TASK TO COMPLETE :: Copy the lines holding the word "location", all of them.

-- start of DATASET CONTENT --

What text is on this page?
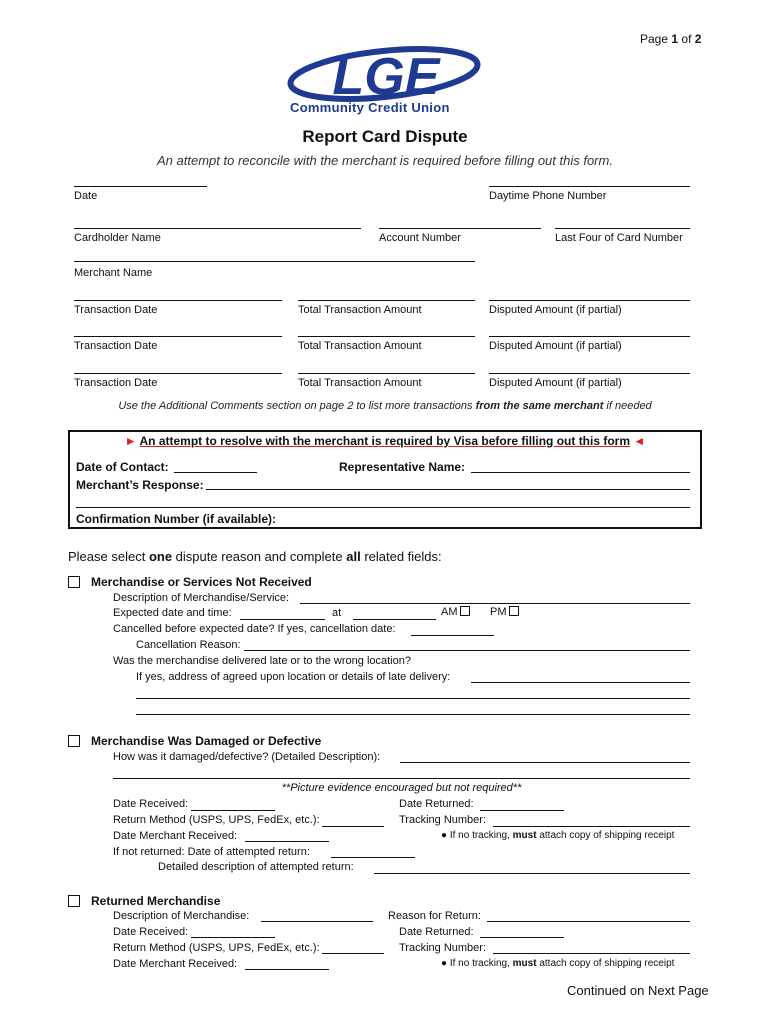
Page 1 of 2
LGE
Community Credit Union
Report Card Dispute
An attempt to reconcile with the merchant is required before filling out this form.
Date	Daytime Phone Number
Cardholder Name	Account Number	Last Four of Card Number
Merchant Name
Transaction Date	Total Transaction Amount	Disputed Amount (if partial)
Transaction Date	Total Transaction Amount	Disputed Amount (if partial)
Transaction Date	Total Transaction Amount	Disputed Amount (if partial)
Use the Additional Comments section on page 2 to list more transactions from the same merchant if needed
► An attempt to resolve with the merchant is required by Visa before filling out this form ◄
Date of Contact:	Representative Name:
Merchant’s Response:
Confirmation Number (if available):
Please select one dispute reason and complete all related fields:
Merchandise or Services Not Received
Description of Merchandise/Service:
Expected date and time:	at	AM	PM
Cancelled before expected date? If yes, cancellation date:
Cancellation Reason:
Was the merchandise delivered late or to the wrong location?
If yes, address of agreed upon location or details of late delivery:
Merchandise Was Damaged or Defective
How was it damaged/defective? (Detailed Description):
**Picture evidence encouraged but not required**
Date Received:	Date Returned:
Return Method (USPS, UPS, FedEx, etc.):	Tracking Number:
Date Merchant Received:	● If no tracking, must attach copy of shipping receipt
If not returned: Date of attempted return:
Detailed description of attempted return:
Returned Merchandise
Description of Merchandise:	Reason for Return:
Date Received:	Date Returned:
Return Method (USPS, UPS, FedEx, etc.):	Tracking Number:
Date Merchant Received:	● If no tracking, must attach copy of shipping receipt
Continued on Next Page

-- end of DATASET CONTENT --

WRITTEN RESPONSE ::
Was the merchandise delivered late or to the wrong location?
If yes, address of agreed upon location or details of late delivery:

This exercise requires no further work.